[Start Record set]

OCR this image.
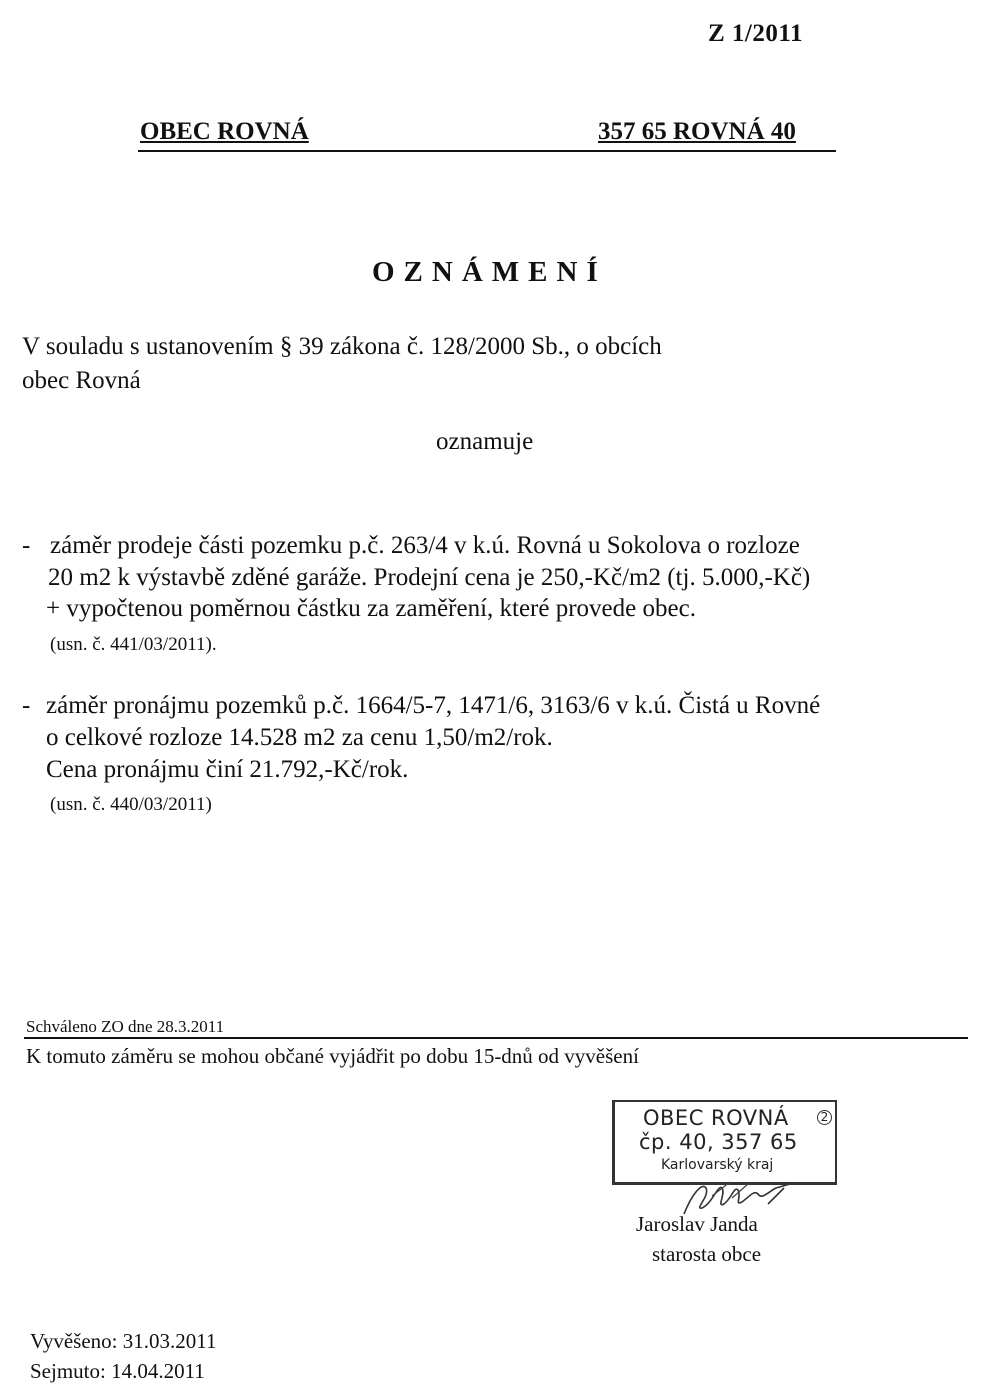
Z 1/2011
OBEC ROVNÁ	357 65 ROVNÁ 40
OZNÁMENÍ
V souladu s ustanovením § 39 zákona č. 128/2000 Sb., o obcích
obec Rovná
oznamuje
- záměr prodeje části pozemku p.č. 263/4 v k.ú. Rovná u Sokolova o rozloze
20 m2 k výstavbě zděné garáže. Prodejní cena je 250,-Kč/m2 (tj. 5.000,-Kč)
+ vypočtenou poměrnou částku za zaměření, které provede obec.
(usn. č. 441/03/2011).
- záměr pronájmu pozemků p.č. 1664/5-7, 1471/6, 3163/6 v k.ú. Čistá u Rovné
o celkové rozloze 14.528 m2 za cenu 1,50/m2/rok.
Cena pronájmu činí 21.792,-Kč/rok.
(usn. č. 440/03/2011)
Schváleno ZO dne 28.3.2011
K tomuto záměru se mohou občané vyjádřit po dobu 15-dnů od vyvěšení
OBEC ROVNÁ	2
čp. 40, 357 65
Karlovarský kraj
Jaroslav Janda
starosta obce
Vyvěšeno: 31.03.2011
Sejmuto: 14.04.2011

[End Record set]

**What you are asked to do**
Reproduce all entries without any change, and omit the pictures.

**Solved exercise**
OCR this image.
Z 1/2011
OBEC ROVNÁ	357 65 ROVNÁ 40
OZNÁMENÍ
V souladu s ustanovením § 39 zákona č. 128/2000 Sb., o obcích
obec Rovná
oznamuje
- záměr prodeje části pozemku p.č. 263/4 v k.ú. Rovná u Sokolova o rozloze
20 m2 k výstavbě zděné garáže. Prodejní cena je 250,-Kč/m2 (tj. 5.000,-Kč)
+ vypočtenou poměrnou částku za zaměření, které provede obec.
(usn. č. 441/03/2011).
- záměr pronájmu pozemků p.č. 1664/5-7, 1471/6, 3163/6 v k.ú. Čistá u Rovné
o celkové rozloze 14.528 m2 za cenu 1,50/m2/rok.
Cena pronájmu činí 21.792,-Kč/rok.
(usn. č. 440/03/2011)
Schváleno ZO dne 28.3.2011
K tomuto záměru se mohou občané vyjádřit po dobu 15-dnů od vyvěšení
OBEC ROVNÁ	2
čp. 40, 357 65
Karlovarský kraj
Jaroslav Janda
starosta obce
Vyvěšeno: 31.03.2011
Sejmuto: 14.04.2011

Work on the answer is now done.